Task to carry out :: Rewrite every item below, replacing "bounding boxes" with "box coordinates" and leaving everything else unchanged. Omit the pictures from your version.

(Element and coordinate records)

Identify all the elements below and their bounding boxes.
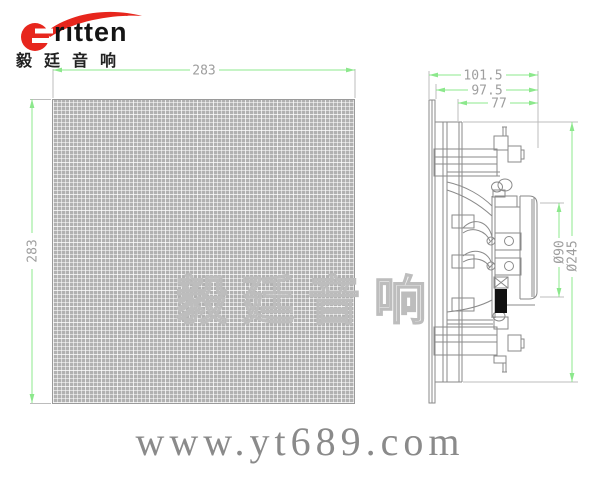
front-width-dimension-label: 283: [192, 64, 215, 79]
depth-inner-dimension-label: 77: [491, 97, 507, 112]
technical-drawing: 283 283 101.5 97.5 77 Ø90: [0, 0, 600, 480]
overall-diameter-dimension-label: Ø245: [566, 240, 581, 271]
front-height-dimension-label: 283: [26, 239, 41, 262]
drawing-page: ritten 毅廷音响 283 283 101.5: [0, 0, 600, 480]
driver-assembly: [492, 196, 537, 318]
front-view-dimensions: 283 283: [26, 64, 356, 404]
lead-wires: [463, 222, 492, 268]
website-url: www.yt689.com: [135, 418, 464, 465]
extension-lines: [30, 69, 578, 404]
side-view-cross-section: [429, 100, 537, 403]
depth-total-dimension-label: 101.5: [463, 69, 502, 84]
magnet-block: [495, 289, 507, 313]
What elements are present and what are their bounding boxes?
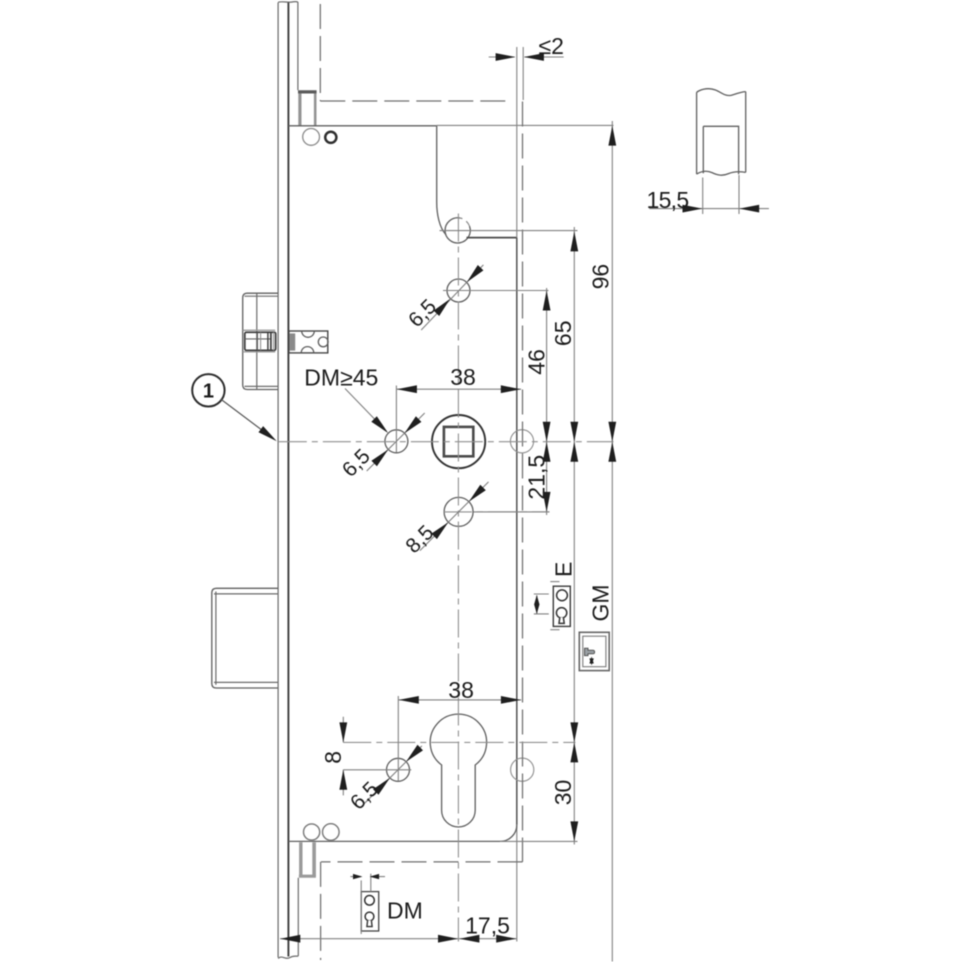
svg-text:96: 96 [588,264,614,290]
svg-text:1: 1 [203,381,214,403]
svg-text:38: 38 [448,677,474,703]
svg-text:E: E [551,562,577,577]
svg-text:17,5: 17,5 [465,913,510,939]
svg-text:38: 38 [450,364,476,390]
svg-text:46: 46 [524,349,550,375]
svg-text:≤2: ≤2 [539,33,564,59]
svg-text:DM: DM [387,898,423,924]
svg-text:8: 8 [320,751,346,764]
svg-text:21,5: 21,5 [524,455,550,500]
svg-text:GM: GM [587,584,613,621]
svg-text:DM≥45: DM≥45 [304,365,378,391]
svg-text:30: 30 [550,780,576,806]
svg-text:15,5: 15,5 [647,187,689,213]
svg-text:65: 65 [550,321,576,347]
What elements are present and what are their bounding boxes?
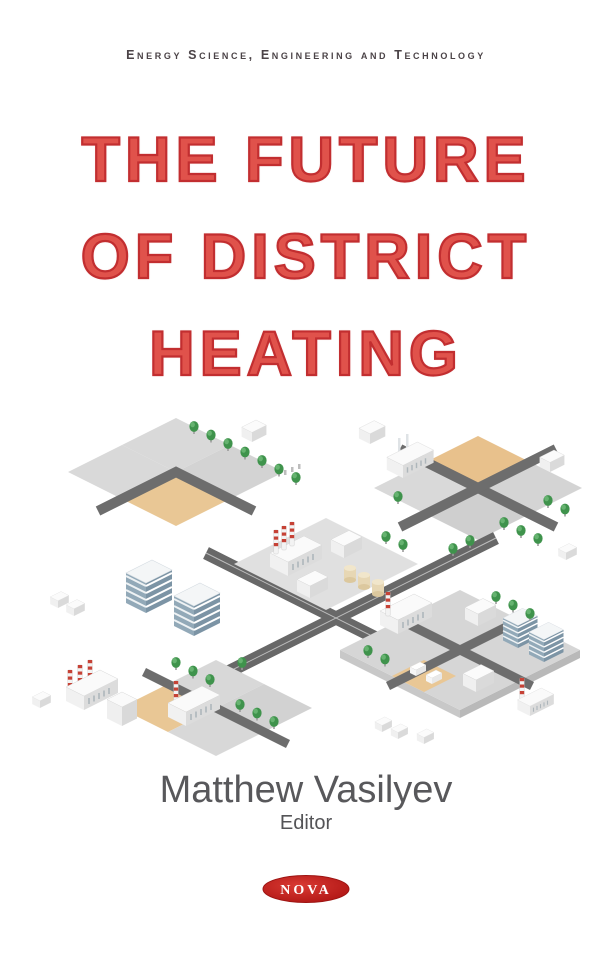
tree-icon [291, 472, 300, 485]
series-title: Energy Science, Engineering and Technolo… [0, 48, 612, 62]
author-block: Matthew Vasilyev Editor [0, 770, 612, 836]
book-title-line-2: OF DISTRICT [0, 209, 612, 306]
bollard [298, 464, 301, 469]
office-building-icon [174, 583, 220, 636]
chimney-icon [282, 526, 286, 550]
book-cover: Energy Science, Engineering and Technolo… [0, 0, 612, 960]
tree-icon [516, 525, 525, 538]
building-icon [375, 717, 392, 732]
tree-icon [560, 504, 569, 517]
building-icon [50, 592, 69, 609]
bollard [284, 470, 287, 475]
tree-icon [491, 591, 500, 604]
tree-icon [398, 539, 407, 552]
tree-icon [171, 657, 180, 670]
chimney-icon [290, 522, 294, 546]
chimney-icon [274, 530, 278, 554]
author-role: Editor [0, 810, 612, 836]
office-building-icon [126, 560, 172, 613]
book-title-line-3: HEATING [0, 306, 612, 403]
tree-icon [393, 491, 402, 504]
storage-tank-icon [344, 565, 356, 583]
building-icon [558, 544, 577, 561]
tree-icon [508, 600, 517, 613]
building-icon [66, 600, 85, 617]
building-icon [242, 420, 267, 442]
building-icon [359, 421, 385, 444]
publisher-logo: NOVA [258, 872, 354, 906]
building-icon [32, 692, 51, 709]
chimney-icon [386, 592, 390, 616]
author-name: Matthew Vasilyev [0, 770, 612, 810]
isometric-city-illustration [26, 408, 586, 763]
office-buildings-west [126, 560, 220, 636]
publisher-name: NOVA [280, 883, 331, 898]
book-title-line-1: THE FUTURE [0, 112, 612, 209]
storage-tank-icon [372, 579, 384, 597]
storage-tank-icon [358, 572, 370, 590]
building-icon [417, 729, 434, 744]
tree-icon [533, 533, 542, 546]
tree-icon [381, 531, 390, 544]
bollard [291, 467, 294, 472]
book-title: THE FUTURE OF DISTRICT HEATING [0, 112, 612, 403]
building-icon [391, 724, 408, 739]
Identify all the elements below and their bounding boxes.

Completed exercise ::
Identify all the elements below and their box coordinates.
front-width-dimension-label: 283: [192, 64, 215, 79]
depth-inner-dimension-label: 77: [491, 97, 507, 112]
technical-drawing: 283 283 101.5 97.5 77 Ø90: [0, 0, 600, 480]
overall-diameter-dimension-label: Ø245: [566, 240, 581, 271]
front-height-dimension-label: 283: [26, 239, 41, 262]
drawing-page: ritten 毅廷音响 283 283 101.5: [0, 0, 600, 480]
driver-assembly: [492, 196, 537, 318]
front-view-dimensions: 283 283: [26, 64, 356, 404]
lead-wires: [463, 222, 492, 268]
website-url: www.yt689.com: [135, 418, 464, 465]
extension-lines: [30, 69, 578, 404]
side-view-cross-section: [429, 100, 537, 403]
depth-total-dimension-label: 101.5: [463, 69, 502, 84]
magnet-block: [495, 289, 507, 313]
What elements are present and what are their box coordinates?
svg-text:96: 96 [588,264,614,290]
svg-text:1: 1 [203,381,214,403]
svg-text:38: 38 [448,677,474,703]
svg-text:E: E [551,562,577,577]
svg-text:17,5: 17,5 [465,913,510,939]
svg-text:38: 38 [450,364,476,390]
svg-text:46: 46 [524,349,550,375]
svg-text:≤2: ≤2 [539,33,564,59]
svg-text:DM: DM [387,898,423,924]
svg-text:8: 8 [320,751,346,764]
svg-text:21,5: 21,5 [524,455,550,500]
svg-text:GM: GM [587,584,613,621]
svg-text:DM≥45: DM≥45 [304,365,378,391]
svg-text:30: 30 [550,780,576,806]
svg-text:15,5: 15,5 [647,187,689,213]
svg-text:65: 65 [550,321,576,347]
What elements are present and what are their box coordinates?
tree-icon [291, 472, 300, 485]
series-title: Energy Science, Engineering and Technolo… [0, 48, 612, 62]
author-block: Matthew Vasilyev Editor [0, 770, 612, 836]
book-title-line-2: OF DISTRICT [0, 209, 612, 306]
bollard [298, 464, 301, 469]
office-building-icon [174, 583, 220, 636]
chimney-icon [282, 526, 286, 550]
book-cover: Energy Science, Engineering and Technolo… [0, 0, 612, 960]
tree-icon [516, 525, 525, 538]
building-icon [375, 717, 392, 732]
tree-icon [560, 504, 569, 517]
building-icon [50, 592, 69, 609]
bollard [284, 470, 287, 475]
tree-icon [491, 591, 500, 604]
tree-icon [398, 539, 407, 552]
tree-icon [171, 657, 180, 670]
chimney-icon [290, 522, 294, 546]
chimney-icon [274, 530, 278, 554]
author-role: Editor [0, 810, 612, 836]
office-building-icon [126, 560, 172, 613]
book-title-line-3: HEATING [0, 306, 612, 403]
tree-icon [393, 491, 402, 504]
storage-tank-icon [344, 565, 356, 583]
building-icon [558, 544, 577, 561]
tree-icon [508, 600, 517, 613]
building-icon [66, 600, 85, 617]
building-icon [242, 420, 267, 442]
building-icon [359, 421, 385, 444]
publisher-logo: NOVA [258, 872, 354, 906]
building-icon [32, 692, 51, 709]
chimney-icon [386, 592, 390, 616]
author-name: Matthew Vasilyev [0, 770, 612, 810]
isometric-city-illustration [26, 408, 586, 763]
office-buildings-west [126, 560, 220, 636]
publisher-name: NOVA [280, 883, 331, 898]
book-title-line-1: THE FUTURE [0, 112, 612, 209]
storage-tank-icon [372, 579, 384, 597]
storage-tank-icon [358, 572, 370, 590]
building-icon [417, 729, 434, 744]
tree-icon [533, 533, 542, 546]
tree-icon [381, 531, 390, 544]
bollard [291, 467, 294, 472]
book-title: THE FUTURE OF DISTRICT HEATING [0, 112, 612, 403]
building-icon [391, 724, 408, 739]
Identify all the elements below and their box coordinates.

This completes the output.